Task
Find the string "deck" in the listing and report every line that has it.

^^^^^^^^

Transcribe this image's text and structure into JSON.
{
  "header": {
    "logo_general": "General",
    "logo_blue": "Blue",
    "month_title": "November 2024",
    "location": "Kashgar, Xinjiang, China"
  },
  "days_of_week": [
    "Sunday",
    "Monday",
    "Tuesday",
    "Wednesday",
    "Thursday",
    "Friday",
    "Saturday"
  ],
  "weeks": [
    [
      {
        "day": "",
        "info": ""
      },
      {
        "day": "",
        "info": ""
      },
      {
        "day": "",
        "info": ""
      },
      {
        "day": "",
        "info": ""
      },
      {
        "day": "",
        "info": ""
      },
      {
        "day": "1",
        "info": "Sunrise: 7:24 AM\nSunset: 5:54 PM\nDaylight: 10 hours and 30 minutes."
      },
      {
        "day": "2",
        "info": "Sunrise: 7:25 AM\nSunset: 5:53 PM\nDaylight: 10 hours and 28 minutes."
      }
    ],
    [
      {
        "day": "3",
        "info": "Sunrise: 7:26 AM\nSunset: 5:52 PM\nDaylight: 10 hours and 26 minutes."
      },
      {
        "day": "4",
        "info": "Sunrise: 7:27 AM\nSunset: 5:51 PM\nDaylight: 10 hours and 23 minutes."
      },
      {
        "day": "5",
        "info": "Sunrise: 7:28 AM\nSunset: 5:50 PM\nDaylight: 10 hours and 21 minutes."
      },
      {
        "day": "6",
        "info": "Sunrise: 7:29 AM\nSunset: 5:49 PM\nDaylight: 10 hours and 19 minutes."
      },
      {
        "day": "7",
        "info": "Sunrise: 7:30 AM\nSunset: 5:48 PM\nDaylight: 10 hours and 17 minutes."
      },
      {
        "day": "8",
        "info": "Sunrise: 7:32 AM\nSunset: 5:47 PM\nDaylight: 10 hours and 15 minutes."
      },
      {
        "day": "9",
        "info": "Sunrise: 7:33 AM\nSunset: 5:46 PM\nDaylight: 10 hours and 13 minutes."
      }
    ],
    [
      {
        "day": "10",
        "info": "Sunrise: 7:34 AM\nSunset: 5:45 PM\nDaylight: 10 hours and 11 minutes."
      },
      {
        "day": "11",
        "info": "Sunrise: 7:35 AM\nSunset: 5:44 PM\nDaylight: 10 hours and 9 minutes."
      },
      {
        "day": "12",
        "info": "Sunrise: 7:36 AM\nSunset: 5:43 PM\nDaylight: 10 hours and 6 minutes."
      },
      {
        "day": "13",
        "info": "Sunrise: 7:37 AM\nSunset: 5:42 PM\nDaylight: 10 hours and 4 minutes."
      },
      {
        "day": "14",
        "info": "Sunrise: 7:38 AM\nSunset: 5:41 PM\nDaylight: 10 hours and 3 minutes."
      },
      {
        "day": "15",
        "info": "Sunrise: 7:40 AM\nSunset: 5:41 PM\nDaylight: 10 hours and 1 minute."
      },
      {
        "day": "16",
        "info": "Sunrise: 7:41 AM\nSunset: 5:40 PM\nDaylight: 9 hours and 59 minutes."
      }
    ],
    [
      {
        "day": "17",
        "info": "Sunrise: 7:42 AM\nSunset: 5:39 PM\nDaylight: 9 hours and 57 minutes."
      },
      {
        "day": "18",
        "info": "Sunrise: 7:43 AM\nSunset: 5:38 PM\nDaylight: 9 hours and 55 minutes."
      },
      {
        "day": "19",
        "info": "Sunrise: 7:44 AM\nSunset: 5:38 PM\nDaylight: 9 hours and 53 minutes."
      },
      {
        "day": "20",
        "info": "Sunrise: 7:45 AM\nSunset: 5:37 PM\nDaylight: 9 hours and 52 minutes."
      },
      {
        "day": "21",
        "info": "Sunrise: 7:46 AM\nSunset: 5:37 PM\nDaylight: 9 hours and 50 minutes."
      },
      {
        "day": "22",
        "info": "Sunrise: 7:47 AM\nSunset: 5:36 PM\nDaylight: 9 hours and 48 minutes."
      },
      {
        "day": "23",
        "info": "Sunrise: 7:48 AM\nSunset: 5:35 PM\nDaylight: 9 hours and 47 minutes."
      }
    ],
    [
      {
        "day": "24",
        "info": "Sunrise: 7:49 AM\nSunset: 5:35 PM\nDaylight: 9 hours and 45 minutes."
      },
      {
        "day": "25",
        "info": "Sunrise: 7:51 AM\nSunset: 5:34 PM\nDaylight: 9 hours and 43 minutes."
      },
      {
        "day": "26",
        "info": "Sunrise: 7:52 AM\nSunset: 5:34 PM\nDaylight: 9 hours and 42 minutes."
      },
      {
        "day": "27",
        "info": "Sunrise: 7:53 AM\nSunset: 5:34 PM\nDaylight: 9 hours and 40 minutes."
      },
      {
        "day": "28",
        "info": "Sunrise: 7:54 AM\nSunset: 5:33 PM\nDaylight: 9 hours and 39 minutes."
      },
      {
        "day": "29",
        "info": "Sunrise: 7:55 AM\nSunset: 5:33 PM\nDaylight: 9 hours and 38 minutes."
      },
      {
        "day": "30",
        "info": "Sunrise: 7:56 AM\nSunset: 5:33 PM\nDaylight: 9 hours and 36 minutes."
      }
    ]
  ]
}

^^^^^^^^

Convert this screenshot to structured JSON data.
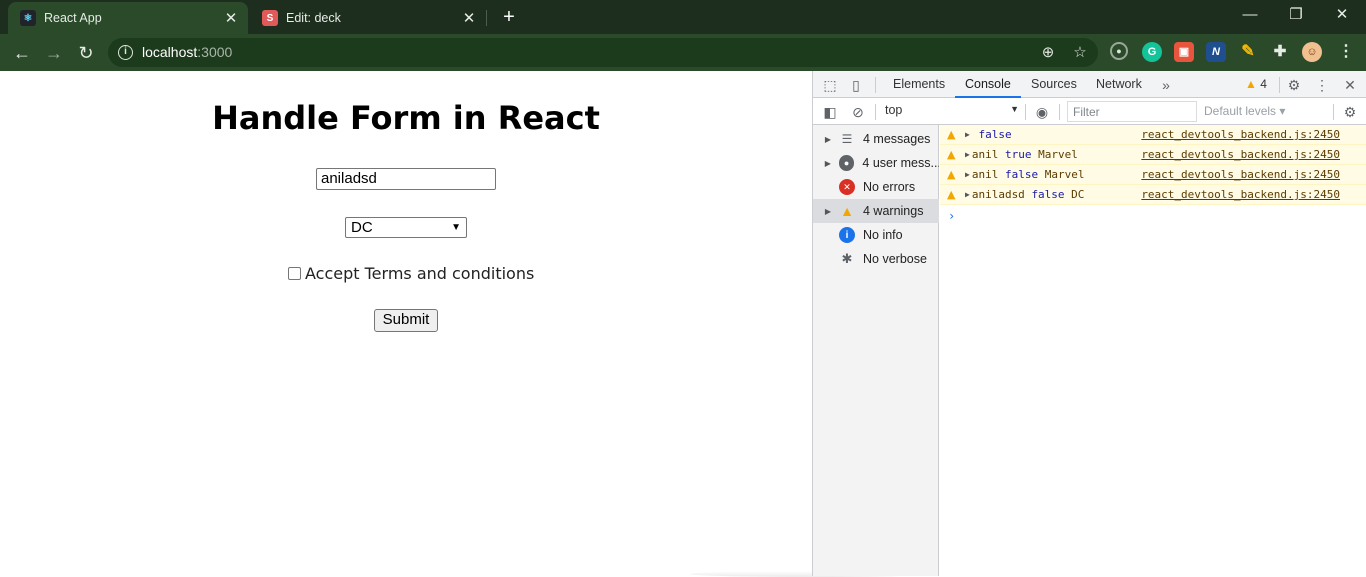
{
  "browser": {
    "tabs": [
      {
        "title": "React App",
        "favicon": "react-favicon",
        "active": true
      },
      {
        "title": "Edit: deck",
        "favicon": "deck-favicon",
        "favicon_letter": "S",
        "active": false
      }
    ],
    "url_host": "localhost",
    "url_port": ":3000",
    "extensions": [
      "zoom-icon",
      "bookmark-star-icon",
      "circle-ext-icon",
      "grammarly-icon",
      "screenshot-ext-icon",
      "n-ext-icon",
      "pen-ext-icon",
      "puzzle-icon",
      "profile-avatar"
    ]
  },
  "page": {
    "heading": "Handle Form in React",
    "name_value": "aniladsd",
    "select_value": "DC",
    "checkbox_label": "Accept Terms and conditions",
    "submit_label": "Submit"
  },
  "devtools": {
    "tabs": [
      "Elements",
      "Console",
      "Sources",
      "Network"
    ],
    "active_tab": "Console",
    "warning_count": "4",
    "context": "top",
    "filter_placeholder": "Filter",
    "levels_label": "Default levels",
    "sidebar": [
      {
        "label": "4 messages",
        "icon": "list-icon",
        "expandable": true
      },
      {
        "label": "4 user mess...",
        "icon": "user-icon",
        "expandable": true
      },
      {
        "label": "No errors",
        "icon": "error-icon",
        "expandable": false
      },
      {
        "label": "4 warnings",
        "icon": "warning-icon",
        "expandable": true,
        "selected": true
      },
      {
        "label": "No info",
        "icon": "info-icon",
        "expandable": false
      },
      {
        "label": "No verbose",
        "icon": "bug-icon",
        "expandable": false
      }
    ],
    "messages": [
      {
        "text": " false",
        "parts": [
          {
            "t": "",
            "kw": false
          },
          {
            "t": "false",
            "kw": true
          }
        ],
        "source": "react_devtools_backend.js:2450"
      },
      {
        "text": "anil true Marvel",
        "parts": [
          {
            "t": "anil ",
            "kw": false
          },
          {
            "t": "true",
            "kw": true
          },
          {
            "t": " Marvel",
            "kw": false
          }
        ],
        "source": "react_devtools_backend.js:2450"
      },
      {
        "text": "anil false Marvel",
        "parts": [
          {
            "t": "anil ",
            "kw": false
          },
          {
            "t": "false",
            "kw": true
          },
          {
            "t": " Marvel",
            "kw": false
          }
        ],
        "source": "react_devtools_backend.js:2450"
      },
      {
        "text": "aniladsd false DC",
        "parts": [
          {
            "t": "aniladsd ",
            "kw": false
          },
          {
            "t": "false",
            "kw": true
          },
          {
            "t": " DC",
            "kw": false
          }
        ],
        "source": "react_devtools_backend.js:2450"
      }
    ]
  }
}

^^^^^^^^

Exercise response
        "title": "Edit: deck",
        "favicon": "deck-favicon",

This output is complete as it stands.